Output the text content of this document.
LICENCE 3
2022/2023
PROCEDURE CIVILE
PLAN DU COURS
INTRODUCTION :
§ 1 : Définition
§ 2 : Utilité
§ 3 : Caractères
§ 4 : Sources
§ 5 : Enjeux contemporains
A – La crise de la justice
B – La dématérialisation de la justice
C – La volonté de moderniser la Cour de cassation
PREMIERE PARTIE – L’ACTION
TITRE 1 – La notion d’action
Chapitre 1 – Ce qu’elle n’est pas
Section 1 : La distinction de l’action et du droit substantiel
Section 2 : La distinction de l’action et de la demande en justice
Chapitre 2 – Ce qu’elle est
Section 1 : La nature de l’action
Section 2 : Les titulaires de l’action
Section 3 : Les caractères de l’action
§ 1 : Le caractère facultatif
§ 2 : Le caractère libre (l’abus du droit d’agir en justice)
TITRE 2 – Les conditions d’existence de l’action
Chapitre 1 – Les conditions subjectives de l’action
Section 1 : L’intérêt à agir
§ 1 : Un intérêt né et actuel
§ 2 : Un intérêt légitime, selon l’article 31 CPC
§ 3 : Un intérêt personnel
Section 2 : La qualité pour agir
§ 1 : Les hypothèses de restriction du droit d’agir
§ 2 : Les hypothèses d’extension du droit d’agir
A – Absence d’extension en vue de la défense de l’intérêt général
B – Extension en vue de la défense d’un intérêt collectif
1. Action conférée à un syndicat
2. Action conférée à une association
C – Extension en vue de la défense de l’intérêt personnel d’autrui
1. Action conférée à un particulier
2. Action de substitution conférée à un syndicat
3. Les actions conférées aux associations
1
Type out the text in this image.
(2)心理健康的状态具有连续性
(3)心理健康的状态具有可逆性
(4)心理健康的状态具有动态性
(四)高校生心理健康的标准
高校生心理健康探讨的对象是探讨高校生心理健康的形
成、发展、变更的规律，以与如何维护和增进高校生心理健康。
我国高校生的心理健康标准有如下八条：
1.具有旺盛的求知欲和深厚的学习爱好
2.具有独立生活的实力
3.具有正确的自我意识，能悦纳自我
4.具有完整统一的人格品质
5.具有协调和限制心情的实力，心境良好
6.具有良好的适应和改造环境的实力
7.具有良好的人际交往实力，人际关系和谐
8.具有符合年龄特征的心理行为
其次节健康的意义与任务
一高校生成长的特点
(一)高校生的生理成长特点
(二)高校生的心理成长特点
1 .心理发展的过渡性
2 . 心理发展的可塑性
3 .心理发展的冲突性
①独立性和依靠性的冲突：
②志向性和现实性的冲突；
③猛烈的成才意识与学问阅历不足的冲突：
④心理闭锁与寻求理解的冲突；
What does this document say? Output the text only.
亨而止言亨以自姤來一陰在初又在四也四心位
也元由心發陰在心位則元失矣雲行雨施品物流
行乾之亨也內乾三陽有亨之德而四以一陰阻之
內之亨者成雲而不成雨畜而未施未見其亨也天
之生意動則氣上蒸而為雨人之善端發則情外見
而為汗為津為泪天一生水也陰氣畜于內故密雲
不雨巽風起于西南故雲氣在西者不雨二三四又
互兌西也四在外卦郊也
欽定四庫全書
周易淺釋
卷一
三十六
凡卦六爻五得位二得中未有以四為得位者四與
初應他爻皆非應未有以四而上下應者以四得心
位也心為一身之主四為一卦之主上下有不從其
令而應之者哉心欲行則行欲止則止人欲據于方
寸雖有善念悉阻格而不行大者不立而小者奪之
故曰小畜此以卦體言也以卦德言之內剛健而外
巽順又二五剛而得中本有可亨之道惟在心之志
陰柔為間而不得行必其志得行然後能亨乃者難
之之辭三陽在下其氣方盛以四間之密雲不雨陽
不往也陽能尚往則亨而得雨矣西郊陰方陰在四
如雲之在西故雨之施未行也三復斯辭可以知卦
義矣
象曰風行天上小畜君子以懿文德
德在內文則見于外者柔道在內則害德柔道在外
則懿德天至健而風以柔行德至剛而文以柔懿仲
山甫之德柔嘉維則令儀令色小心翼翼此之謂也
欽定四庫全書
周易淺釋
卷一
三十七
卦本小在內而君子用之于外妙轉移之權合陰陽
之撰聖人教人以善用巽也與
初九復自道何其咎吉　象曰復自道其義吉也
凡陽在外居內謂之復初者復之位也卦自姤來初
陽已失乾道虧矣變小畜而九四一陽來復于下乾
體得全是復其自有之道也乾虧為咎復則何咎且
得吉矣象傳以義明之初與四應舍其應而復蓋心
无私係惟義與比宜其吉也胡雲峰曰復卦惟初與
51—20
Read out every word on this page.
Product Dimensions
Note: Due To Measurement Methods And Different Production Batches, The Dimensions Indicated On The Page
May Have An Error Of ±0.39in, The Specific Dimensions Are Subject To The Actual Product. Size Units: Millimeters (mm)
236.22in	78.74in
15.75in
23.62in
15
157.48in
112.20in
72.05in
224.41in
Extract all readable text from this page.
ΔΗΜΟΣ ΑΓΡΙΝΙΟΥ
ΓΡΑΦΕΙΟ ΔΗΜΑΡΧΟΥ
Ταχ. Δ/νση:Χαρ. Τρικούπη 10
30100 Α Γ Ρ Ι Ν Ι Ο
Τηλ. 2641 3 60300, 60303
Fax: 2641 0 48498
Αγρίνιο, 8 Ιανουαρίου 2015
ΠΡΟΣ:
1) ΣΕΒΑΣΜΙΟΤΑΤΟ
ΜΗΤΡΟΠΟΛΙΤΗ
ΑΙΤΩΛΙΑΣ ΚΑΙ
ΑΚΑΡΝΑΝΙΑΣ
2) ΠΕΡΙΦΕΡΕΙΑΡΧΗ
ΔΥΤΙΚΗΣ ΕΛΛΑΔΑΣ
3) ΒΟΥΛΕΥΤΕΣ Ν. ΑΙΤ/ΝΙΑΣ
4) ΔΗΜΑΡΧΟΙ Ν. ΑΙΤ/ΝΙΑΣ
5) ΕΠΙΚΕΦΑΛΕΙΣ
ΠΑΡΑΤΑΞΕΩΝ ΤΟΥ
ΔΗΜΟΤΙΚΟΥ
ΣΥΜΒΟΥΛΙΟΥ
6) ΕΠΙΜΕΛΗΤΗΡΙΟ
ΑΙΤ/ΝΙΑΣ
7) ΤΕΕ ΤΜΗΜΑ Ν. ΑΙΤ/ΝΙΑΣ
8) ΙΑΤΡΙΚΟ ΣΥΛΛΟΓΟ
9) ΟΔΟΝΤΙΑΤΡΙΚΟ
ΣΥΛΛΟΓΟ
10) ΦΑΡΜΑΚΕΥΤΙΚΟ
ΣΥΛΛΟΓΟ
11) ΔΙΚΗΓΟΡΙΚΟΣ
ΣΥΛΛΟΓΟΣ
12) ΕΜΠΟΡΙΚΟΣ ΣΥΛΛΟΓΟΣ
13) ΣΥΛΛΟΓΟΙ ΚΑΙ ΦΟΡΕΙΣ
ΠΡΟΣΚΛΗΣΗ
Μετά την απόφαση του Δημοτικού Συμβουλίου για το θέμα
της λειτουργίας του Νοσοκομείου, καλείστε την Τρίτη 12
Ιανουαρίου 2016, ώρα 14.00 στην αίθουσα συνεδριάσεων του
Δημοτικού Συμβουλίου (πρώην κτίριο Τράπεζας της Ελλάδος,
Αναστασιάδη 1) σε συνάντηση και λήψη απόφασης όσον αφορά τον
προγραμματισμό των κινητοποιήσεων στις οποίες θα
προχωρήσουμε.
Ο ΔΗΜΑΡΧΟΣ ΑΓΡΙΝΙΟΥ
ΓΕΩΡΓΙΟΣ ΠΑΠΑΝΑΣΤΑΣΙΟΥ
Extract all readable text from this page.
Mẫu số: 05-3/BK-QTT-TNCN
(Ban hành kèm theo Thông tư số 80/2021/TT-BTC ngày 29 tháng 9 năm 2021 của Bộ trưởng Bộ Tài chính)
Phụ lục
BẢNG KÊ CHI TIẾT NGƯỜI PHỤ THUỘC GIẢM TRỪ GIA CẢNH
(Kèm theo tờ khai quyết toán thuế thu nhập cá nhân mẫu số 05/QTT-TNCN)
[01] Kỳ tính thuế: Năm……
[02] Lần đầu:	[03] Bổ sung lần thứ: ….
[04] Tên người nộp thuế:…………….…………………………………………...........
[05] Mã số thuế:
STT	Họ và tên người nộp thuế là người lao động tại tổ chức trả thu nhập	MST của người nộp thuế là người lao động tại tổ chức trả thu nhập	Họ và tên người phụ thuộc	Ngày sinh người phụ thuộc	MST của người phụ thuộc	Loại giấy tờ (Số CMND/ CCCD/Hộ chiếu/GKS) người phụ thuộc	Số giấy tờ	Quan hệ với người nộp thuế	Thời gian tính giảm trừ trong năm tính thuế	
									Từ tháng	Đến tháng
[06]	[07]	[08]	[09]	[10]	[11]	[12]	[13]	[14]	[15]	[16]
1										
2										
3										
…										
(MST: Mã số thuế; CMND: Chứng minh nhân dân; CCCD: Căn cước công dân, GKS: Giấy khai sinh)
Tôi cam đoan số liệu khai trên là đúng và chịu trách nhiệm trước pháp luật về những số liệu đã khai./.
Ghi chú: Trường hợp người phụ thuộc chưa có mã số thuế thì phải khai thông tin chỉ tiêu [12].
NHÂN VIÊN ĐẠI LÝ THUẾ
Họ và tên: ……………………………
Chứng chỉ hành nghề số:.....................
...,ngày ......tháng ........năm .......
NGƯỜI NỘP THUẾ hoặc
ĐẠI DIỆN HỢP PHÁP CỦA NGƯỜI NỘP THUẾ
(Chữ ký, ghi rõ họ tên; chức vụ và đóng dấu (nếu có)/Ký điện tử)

══════════════════════════════

• **What is expected**: Compute the number of lines above that contain the string "nhập". Reply with that value only.

• **Result of this task**: 2